--- Start of EXTRACTED MATERIAL ---
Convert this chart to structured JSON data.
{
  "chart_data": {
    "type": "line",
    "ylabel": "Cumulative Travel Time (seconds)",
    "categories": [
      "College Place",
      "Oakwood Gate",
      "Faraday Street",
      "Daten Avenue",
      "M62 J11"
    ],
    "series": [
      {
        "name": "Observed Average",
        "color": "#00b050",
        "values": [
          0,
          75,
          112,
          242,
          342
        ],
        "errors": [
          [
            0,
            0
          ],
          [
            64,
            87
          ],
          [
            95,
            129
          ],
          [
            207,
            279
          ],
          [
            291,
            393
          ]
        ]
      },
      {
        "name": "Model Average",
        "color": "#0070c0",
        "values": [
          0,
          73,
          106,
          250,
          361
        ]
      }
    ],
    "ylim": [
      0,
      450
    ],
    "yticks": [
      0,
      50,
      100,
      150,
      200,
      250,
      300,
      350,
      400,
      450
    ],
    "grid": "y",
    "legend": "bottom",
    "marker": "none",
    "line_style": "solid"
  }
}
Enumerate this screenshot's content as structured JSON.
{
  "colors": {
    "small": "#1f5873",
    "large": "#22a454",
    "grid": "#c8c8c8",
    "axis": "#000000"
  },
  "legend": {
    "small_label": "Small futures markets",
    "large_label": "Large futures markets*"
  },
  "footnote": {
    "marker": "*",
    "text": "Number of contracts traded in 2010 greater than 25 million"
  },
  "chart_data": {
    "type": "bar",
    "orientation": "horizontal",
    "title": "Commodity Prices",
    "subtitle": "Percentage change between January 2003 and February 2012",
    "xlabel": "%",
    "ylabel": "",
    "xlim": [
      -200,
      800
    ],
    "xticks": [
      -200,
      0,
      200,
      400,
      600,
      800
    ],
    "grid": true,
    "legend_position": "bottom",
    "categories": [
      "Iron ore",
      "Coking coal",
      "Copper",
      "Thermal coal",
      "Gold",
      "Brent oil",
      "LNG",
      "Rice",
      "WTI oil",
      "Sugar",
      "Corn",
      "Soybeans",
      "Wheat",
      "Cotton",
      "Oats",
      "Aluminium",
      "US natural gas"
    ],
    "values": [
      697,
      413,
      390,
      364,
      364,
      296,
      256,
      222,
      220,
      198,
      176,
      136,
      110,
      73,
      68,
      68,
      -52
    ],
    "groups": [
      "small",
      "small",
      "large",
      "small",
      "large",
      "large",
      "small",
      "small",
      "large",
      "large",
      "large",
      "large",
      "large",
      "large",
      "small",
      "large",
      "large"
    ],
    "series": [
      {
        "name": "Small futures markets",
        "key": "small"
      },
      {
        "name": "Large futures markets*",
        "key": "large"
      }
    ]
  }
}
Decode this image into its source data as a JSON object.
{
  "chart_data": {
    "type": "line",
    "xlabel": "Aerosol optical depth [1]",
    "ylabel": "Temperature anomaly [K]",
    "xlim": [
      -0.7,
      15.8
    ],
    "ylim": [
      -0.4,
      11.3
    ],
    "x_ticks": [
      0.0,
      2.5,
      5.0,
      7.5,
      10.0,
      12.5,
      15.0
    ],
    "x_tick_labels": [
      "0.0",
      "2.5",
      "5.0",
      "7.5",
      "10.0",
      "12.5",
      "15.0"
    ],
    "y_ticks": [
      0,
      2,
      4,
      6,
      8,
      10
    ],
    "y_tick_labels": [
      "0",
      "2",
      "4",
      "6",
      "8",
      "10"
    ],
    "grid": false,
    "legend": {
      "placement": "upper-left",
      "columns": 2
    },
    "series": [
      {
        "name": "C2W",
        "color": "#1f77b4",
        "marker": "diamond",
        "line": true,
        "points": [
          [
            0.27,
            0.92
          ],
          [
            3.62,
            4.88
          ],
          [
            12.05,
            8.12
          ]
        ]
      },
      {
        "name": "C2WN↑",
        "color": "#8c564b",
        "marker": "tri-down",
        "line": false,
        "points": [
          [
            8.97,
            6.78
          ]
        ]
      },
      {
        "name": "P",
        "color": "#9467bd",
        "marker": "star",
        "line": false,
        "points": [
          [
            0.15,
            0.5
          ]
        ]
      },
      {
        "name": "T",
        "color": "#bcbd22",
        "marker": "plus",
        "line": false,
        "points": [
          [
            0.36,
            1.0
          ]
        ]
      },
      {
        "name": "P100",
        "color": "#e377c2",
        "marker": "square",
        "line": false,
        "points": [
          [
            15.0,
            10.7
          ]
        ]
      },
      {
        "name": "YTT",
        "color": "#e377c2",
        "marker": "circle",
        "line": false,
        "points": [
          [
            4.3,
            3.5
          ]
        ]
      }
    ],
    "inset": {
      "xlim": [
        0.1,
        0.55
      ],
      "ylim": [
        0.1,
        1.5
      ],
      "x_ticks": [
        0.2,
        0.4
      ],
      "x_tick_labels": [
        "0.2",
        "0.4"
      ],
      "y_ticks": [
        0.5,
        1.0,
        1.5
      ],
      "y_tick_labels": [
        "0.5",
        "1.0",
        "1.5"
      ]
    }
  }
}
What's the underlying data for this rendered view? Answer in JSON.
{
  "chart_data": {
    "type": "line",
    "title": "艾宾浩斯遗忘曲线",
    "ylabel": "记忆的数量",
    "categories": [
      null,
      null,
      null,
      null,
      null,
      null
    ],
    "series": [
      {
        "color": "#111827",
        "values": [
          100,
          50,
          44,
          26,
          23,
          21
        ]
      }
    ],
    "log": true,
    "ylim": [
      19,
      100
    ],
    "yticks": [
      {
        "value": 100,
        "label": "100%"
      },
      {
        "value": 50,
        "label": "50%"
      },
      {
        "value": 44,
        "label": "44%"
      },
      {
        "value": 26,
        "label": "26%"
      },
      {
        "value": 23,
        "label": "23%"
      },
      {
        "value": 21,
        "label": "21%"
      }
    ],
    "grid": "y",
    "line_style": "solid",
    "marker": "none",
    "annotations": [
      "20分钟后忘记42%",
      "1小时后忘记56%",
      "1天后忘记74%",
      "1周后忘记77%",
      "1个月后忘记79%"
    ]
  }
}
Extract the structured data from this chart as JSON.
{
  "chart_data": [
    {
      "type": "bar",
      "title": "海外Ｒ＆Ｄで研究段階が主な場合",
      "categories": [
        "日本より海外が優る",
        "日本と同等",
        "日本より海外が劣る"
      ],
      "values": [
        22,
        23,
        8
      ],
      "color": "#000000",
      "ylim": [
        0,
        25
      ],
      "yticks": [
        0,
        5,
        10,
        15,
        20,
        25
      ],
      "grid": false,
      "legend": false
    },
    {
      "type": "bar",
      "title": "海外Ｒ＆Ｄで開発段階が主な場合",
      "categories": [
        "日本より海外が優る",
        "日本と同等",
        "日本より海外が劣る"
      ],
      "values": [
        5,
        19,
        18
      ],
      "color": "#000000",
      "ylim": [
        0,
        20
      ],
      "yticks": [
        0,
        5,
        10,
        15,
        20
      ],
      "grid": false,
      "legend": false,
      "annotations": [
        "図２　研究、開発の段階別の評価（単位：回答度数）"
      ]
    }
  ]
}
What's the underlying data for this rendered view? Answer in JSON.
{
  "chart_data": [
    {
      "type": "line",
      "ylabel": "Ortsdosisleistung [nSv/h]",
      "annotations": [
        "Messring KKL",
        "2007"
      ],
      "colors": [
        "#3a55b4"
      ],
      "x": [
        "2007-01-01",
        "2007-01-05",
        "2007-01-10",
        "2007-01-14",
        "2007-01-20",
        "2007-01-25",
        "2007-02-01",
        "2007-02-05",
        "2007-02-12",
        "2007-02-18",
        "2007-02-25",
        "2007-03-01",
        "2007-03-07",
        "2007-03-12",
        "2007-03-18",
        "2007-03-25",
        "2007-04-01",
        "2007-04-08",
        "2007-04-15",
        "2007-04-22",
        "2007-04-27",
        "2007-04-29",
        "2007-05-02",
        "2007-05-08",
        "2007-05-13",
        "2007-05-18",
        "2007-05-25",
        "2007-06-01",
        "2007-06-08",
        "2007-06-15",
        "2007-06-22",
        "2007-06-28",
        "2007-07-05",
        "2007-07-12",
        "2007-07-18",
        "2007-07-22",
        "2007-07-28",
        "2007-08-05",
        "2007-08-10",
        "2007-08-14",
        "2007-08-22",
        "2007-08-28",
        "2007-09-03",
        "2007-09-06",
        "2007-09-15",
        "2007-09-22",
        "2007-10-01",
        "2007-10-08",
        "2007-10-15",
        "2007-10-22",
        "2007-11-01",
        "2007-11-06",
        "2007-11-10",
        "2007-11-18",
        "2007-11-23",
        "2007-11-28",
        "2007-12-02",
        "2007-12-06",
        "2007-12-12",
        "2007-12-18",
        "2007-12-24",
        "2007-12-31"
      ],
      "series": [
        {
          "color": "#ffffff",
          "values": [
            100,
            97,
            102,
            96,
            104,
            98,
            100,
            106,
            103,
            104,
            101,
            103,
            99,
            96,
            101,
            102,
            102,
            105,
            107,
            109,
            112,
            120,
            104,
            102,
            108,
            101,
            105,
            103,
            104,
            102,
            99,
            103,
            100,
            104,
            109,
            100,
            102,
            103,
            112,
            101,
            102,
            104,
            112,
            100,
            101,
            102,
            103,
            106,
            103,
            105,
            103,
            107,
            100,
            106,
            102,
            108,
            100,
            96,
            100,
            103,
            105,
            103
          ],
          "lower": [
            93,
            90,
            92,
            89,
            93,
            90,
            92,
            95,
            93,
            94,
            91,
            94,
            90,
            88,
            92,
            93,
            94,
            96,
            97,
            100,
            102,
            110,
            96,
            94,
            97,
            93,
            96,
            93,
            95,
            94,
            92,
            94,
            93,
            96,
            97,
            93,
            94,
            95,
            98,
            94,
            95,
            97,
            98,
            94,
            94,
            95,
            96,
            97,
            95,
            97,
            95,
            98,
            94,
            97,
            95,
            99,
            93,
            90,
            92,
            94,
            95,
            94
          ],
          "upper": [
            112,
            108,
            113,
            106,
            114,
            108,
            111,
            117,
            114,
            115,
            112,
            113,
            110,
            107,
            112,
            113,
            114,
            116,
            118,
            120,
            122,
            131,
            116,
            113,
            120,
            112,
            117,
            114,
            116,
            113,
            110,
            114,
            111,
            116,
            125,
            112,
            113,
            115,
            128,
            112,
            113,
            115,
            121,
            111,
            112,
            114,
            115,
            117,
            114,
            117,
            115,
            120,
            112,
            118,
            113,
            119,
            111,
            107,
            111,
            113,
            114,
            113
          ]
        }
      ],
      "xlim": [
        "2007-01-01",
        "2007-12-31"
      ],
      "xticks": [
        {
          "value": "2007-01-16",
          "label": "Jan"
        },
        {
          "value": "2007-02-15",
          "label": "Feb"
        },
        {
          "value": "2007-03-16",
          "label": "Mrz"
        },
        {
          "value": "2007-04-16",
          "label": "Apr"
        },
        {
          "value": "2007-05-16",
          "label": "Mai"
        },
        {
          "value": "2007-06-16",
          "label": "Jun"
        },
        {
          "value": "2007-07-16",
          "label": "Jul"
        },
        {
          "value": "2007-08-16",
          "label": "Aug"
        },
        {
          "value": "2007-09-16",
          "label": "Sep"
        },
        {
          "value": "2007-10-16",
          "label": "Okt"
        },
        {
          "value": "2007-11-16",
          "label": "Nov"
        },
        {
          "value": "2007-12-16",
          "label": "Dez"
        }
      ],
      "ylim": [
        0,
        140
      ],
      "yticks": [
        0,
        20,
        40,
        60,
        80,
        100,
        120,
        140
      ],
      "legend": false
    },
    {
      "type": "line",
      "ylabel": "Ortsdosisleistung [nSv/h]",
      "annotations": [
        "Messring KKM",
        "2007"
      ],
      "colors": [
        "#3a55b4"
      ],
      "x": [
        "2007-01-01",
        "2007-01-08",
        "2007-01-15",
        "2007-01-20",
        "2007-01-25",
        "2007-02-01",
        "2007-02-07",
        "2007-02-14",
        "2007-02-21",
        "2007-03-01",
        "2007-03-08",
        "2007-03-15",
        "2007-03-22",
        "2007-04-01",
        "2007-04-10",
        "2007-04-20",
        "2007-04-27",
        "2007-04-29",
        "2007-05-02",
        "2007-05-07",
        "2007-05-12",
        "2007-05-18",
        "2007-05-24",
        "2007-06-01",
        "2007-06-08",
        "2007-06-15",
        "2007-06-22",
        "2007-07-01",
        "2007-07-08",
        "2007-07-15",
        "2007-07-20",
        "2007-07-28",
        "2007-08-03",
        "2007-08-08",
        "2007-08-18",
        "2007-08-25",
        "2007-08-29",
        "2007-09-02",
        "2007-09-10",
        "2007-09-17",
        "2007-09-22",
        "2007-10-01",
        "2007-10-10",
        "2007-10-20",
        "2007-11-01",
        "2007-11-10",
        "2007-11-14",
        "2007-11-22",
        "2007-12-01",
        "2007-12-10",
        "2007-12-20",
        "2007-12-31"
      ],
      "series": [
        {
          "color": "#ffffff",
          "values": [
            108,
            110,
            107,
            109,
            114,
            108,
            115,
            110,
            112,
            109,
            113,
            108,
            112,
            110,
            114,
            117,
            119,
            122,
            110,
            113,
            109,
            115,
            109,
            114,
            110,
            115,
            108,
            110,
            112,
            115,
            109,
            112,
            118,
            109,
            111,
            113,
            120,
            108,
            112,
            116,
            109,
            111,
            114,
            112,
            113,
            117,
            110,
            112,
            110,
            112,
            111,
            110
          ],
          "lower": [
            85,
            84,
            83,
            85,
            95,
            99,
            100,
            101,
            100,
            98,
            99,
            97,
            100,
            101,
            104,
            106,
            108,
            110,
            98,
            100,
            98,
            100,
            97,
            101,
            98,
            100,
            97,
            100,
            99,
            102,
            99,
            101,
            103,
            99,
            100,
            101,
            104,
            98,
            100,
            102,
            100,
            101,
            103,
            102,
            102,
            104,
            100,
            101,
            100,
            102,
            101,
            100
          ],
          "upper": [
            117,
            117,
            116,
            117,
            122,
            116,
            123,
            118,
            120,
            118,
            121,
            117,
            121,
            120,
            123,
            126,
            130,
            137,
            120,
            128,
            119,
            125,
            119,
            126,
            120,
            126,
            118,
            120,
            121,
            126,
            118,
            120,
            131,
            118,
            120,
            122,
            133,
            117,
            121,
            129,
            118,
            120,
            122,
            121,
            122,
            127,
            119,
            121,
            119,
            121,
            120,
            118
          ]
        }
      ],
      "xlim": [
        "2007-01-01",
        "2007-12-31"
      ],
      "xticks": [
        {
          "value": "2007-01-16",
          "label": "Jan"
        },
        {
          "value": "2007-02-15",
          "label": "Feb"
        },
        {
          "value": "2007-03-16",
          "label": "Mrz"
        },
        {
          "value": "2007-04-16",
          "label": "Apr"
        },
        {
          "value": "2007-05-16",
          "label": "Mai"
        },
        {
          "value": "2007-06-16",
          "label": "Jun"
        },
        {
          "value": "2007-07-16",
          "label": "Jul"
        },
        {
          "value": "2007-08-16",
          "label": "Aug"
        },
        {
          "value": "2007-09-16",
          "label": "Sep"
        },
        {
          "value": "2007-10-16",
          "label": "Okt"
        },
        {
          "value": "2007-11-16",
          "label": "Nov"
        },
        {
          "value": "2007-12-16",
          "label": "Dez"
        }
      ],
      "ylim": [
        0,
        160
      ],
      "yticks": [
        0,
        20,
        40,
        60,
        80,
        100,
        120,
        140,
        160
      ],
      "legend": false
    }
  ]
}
--- End of EXTRACTED MATERIAL ---
§ YOUR TASK
Each line in the entries above that includes the string "futures" should be extracted.

§ TASK ANSWER
    "small_label": "Small futures markets",
    "large_label": "Large futures markets*"
        "name": "Small futures markets",
        "name": "Large futures markets*",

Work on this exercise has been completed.